## Begin Input for this task

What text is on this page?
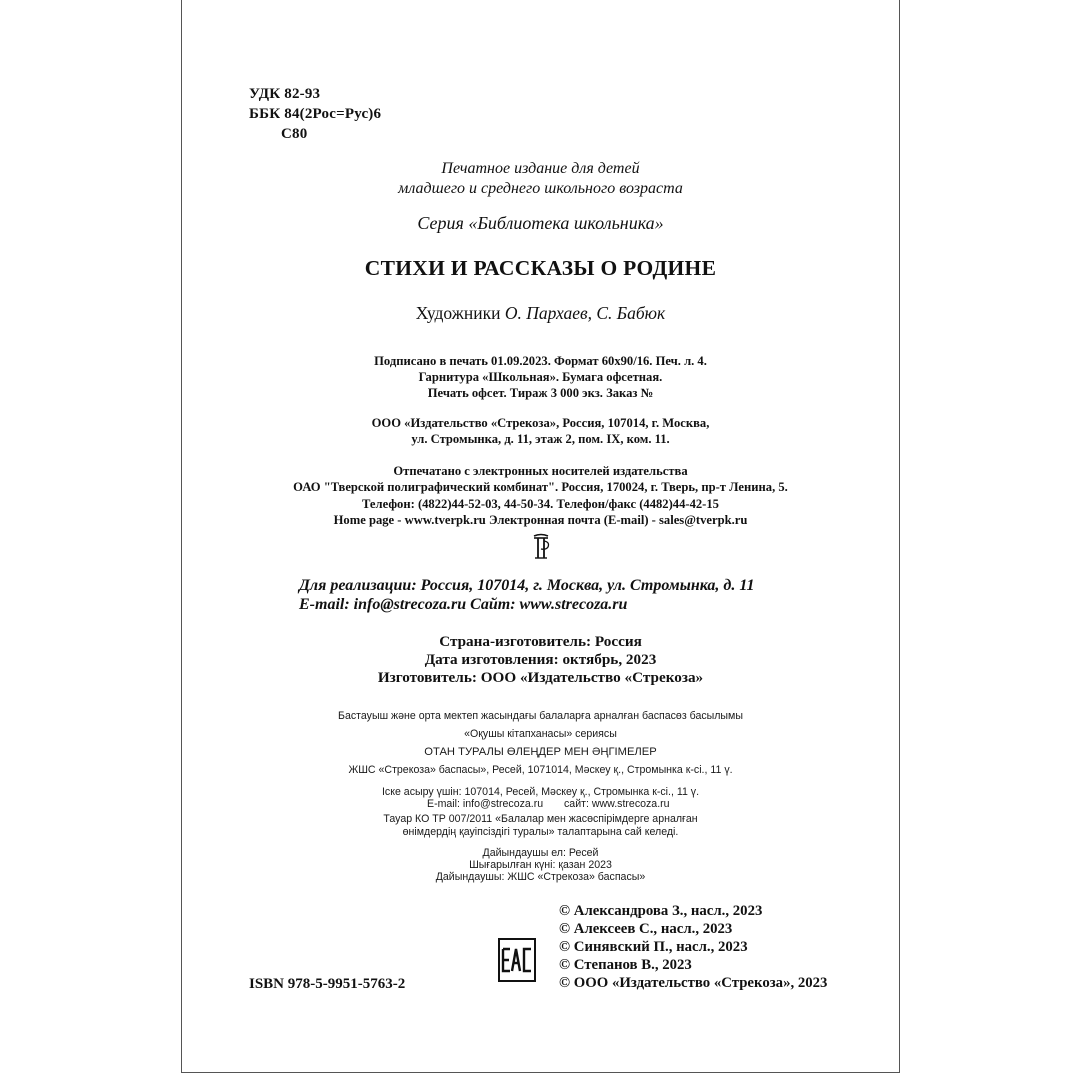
УДК 82-93
ББК 84(2Рос=Рус)6
С80
Печатное издание для детей
младшего и среднего школьного возраста
Серия «Библиотека школьника»
СТИХИ И РАССКАЗЫ О РОДИНЕ
Художники О. Пархаев, С. Бабюк
Подписано в печать 01.09.2023. Формат 60х90/16. Печ. л. 4.
Гарнитура «Школьная». Бумага офсетная.
Печать офсет. Тираж 3 000 экз. Заказ №
ООО «Издательство «Стрекоза», Россия, 107014, г. Москва,
ул. Стромынка, д. 11, этаж 2, пом. IX, ком. 11.
Отпечатано с электронных носителей издательства
ОАО "Тверской полиграфический комбинат". Россия, 170024, г. Тверь, пр-т Ленина, 5.
Телефон: (4822)44-52-03, 44-50-34. Телефон/факс (4482)44-42-15
Home page - www.tverpk.ru Электронная почта (E-mail) - sales@tverpk.ru
Для реализации: Россия, 107014, г. Москва, ул. Стромынка, д. 11
E-mail: info@strecoza.ru Сайт: www.strecoza.ru
Страна-изготовитель: Россия
Дата изготовления: октябрь, 2023
Изготовитель: ООО «Издательство «Стрекоза»
Бастауыш және орта мектеп жасындағы балаларға арналған баспасөз басылымы
«Оқушы кітапханасы» сериясы
ОТАН ТУРАЛЫ ӨЛЕҢДЕР МЕН ӘҢГІМЕЛЕР
ЖШС «Стрекоза» баспасы», Ресей, 1071014, Мәскеу қ., Стромынка к-сі., 11 ү.
Іске асыру үшін: 107014, Ресей, Мәскеу қ., Стромынка к-сі., 11 ү.
E-mail: info@strecoza.ru сайт: www.strecoza.ru
Тауар КО ТР 007/2011 «Балалар мен жасөспірімдерге арналған
өнімдердің қауіпсіздігі туралы» талаптарына сай келеді.
Дайындаушы ел: Ресей
Шығарылған күні: қазан 2023
Дайындаушы: ЖШС «Стрекоза» баспасы»
© Александрова З., насл., 2023
© Алексеев С., насл., 2023
© Синявский П., насл., 2023
© Степанов В., 2023
© ООО «Издательство «Стрекоза», 2023
ISBN 978-5-9951-5763-2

## End Input for this task

Report all lines of the material that contain the word "Россия".

→ **Answer**
ООО «Издательство «Стрекоза», Россия, 107014, г. Москва,
ОАО "Тверской полиграфический комбинат". Россия, 170024, г. Тверь, пр-т Ленина, 5.
Для реализации: Россия, 107014, г. Москва, ул. Стромынка, д. 11
Страна-изготовитель: Россия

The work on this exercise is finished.